== Information given ==

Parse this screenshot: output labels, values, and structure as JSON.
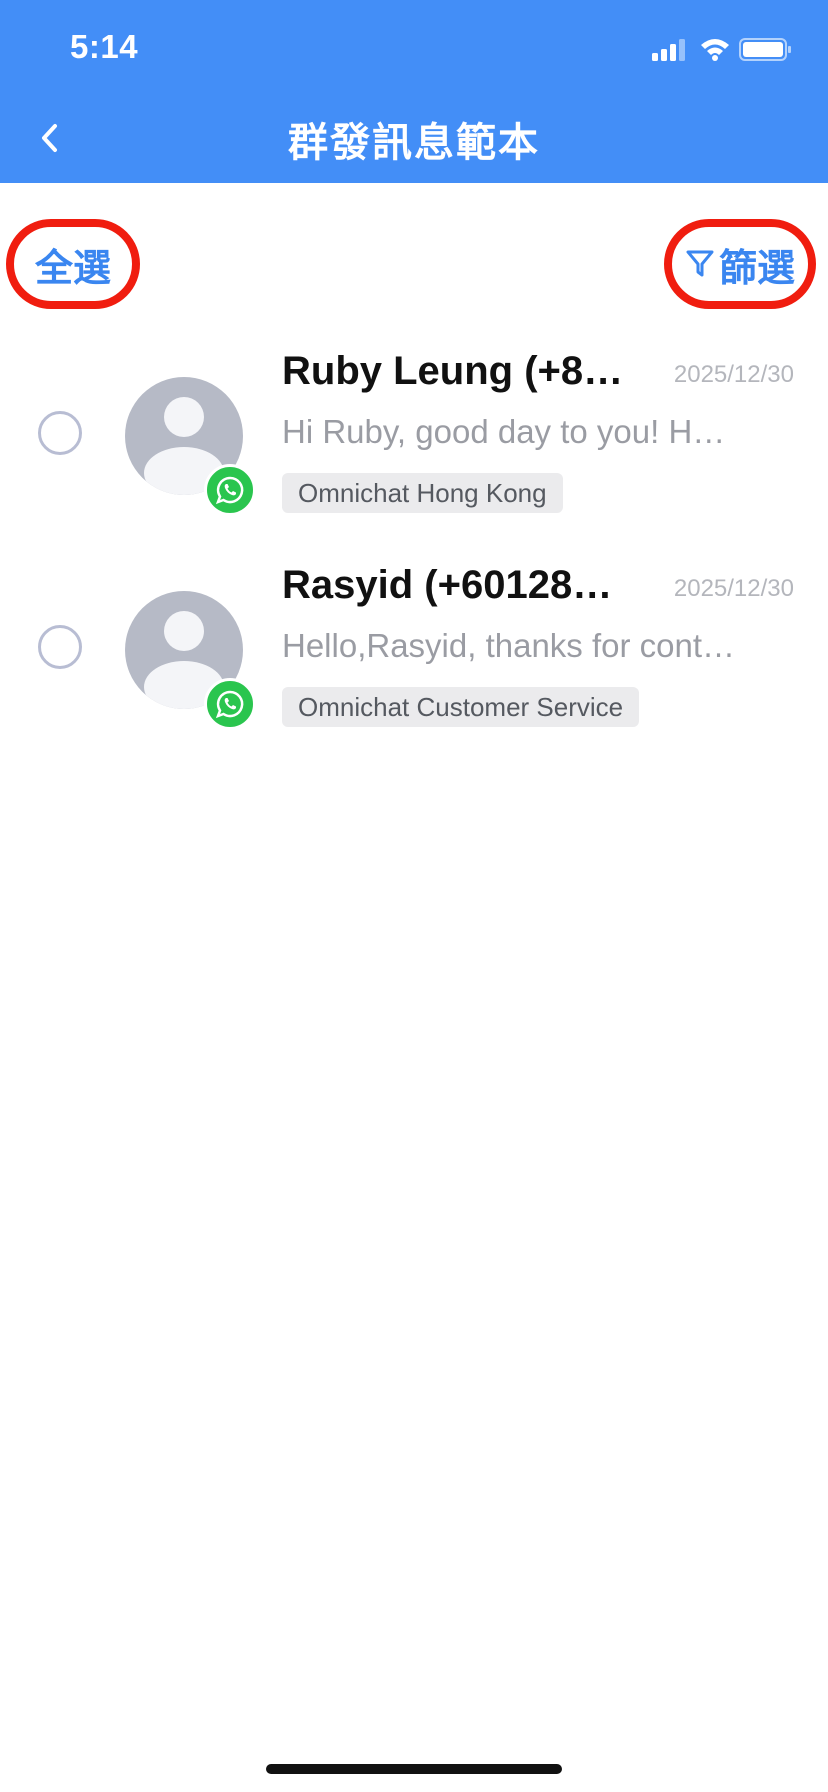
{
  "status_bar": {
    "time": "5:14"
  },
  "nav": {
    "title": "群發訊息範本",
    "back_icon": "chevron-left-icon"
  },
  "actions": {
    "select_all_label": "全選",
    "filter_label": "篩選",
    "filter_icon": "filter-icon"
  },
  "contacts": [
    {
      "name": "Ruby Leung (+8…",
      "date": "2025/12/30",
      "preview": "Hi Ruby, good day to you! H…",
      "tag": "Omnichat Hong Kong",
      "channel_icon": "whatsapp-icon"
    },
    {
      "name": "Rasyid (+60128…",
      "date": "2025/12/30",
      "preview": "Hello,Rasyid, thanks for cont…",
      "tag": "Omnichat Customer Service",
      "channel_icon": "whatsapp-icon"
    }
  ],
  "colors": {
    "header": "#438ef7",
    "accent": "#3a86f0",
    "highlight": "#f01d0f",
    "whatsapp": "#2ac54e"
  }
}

===

Task description:
Report how many lines of the listing hold the word "preview", with nothing but the number.

Response to this exercise:
2